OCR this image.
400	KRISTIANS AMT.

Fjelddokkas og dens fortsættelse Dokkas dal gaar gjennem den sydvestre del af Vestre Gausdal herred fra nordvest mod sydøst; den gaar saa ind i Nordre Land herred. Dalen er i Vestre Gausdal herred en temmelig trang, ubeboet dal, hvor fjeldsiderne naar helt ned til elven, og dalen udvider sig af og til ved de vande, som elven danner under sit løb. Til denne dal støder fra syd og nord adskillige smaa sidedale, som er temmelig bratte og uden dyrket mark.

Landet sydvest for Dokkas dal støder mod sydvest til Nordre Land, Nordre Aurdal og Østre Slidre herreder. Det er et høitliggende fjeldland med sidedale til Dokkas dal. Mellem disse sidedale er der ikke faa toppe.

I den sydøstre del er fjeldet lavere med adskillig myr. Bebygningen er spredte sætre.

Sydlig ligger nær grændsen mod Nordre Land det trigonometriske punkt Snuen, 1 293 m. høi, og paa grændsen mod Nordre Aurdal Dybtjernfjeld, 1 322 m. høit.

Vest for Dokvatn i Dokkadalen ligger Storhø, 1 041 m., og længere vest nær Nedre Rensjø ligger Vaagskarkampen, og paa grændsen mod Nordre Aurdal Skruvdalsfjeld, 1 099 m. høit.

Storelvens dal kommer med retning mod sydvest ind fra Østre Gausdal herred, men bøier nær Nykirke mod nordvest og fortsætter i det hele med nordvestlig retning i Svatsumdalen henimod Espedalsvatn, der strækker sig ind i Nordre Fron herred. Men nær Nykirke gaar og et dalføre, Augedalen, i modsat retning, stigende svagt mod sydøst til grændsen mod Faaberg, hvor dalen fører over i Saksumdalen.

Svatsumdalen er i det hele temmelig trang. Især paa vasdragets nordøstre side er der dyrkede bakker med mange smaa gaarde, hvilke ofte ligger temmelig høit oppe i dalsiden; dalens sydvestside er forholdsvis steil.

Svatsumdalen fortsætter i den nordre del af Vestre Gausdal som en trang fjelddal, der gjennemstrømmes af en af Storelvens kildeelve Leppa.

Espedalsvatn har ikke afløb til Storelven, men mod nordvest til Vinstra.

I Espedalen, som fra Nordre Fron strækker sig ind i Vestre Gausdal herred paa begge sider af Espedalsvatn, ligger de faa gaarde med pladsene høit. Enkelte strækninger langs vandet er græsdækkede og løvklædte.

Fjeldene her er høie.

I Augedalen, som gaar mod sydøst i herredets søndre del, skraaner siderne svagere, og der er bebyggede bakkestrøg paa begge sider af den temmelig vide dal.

▬▬▬▬▬▬

THE EXERCISE: Your answer should be a single number: the count of lines in the entries that contain the word "smaa".

TASK RESULT: 2